• _RECORDS FOR THE TASK_:

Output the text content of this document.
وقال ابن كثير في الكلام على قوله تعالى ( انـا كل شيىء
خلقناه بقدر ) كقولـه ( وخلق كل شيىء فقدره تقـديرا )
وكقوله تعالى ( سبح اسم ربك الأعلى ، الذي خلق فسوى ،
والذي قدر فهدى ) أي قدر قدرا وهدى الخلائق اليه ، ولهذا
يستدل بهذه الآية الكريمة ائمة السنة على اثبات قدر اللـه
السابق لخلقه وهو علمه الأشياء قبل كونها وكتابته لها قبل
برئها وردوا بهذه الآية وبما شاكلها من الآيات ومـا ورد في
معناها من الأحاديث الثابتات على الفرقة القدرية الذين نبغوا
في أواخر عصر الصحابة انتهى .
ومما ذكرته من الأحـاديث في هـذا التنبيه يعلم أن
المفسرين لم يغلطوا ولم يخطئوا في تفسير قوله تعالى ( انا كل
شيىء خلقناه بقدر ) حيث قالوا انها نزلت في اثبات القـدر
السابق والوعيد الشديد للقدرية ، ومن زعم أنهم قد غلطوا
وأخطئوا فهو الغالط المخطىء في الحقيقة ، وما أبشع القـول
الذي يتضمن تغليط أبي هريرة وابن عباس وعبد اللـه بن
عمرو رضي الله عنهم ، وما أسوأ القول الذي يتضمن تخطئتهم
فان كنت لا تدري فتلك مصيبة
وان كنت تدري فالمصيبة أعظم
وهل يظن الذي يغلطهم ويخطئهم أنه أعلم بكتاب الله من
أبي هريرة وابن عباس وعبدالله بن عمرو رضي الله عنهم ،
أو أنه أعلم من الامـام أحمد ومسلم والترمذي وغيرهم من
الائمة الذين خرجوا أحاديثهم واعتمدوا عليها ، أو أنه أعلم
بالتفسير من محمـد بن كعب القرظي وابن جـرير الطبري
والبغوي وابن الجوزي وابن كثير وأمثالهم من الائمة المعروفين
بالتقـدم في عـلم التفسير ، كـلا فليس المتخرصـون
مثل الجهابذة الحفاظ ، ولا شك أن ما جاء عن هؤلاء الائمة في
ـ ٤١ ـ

---

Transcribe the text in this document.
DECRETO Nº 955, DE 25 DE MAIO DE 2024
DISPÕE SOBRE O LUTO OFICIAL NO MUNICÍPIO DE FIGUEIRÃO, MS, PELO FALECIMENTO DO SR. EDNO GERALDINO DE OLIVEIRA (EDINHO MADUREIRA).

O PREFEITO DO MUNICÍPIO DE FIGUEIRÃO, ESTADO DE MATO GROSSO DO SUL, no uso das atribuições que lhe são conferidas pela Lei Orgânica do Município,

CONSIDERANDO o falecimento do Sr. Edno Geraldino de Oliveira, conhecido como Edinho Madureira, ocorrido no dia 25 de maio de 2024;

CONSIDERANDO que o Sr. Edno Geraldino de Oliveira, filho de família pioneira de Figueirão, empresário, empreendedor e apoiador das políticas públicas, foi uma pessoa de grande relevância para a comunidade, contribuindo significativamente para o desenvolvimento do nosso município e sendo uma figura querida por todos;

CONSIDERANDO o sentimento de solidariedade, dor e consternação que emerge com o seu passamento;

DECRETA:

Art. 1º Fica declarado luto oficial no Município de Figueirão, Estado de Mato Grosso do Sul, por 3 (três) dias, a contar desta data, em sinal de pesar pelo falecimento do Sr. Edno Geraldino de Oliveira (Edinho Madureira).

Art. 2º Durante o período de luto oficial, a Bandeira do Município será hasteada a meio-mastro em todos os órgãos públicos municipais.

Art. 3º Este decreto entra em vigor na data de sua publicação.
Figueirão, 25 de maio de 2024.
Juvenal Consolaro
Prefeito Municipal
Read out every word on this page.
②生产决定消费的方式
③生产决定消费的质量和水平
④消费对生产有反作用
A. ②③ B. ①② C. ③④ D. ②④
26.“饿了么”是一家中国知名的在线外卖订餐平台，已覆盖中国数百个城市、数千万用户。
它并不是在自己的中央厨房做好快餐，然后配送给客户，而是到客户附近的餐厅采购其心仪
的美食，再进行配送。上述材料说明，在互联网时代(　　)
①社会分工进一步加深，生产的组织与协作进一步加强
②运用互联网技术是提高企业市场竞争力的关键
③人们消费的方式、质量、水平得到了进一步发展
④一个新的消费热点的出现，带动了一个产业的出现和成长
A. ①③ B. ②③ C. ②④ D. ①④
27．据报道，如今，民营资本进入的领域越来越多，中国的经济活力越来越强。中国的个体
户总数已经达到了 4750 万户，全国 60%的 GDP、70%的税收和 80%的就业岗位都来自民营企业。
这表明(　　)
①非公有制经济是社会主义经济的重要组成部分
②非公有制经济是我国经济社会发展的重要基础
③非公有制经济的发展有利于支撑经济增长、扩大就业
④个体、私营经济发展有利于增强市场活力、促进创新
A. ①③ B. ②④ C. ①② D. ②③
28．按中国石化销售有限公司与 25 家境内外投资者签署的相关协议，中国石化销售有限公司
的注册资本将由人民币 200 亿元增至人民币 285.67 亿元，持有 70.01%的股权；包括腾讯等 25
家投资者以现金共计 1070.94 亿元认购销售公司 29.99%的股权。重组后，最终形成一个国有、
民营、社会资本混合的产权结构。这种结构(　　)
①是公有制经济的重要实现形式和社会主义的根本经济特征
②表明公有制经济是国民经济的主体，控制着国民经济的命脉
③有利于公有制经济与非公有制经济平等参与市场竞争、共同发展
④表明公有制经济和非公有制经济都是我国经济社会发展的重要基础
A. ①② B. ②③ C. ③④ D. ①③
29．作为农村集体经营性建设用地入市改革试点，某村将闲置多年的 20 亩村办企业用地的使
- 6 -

...

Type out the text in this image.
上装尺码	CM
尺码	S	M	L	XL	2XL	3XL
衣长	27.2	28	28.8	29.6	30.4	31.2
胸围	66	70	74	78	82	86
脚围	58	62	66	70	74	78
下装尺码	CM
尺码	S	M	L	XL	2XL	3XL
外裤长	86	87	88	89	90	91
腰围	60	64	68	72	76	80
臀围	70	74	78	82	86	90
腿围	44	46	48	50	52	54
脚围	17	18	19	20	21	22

• _WHAT IS NEEDED_:
Which lines of the data include "الذين"? Copy each of them.

• _PROBLEM SOLUTION_:
معناها من الأحاديث الثابتات على الفرقة القدرية الذين نبغوا
الائمة الذين خرجوا أحاديثهم واعتمدوا عليها ، أو أنه أعلم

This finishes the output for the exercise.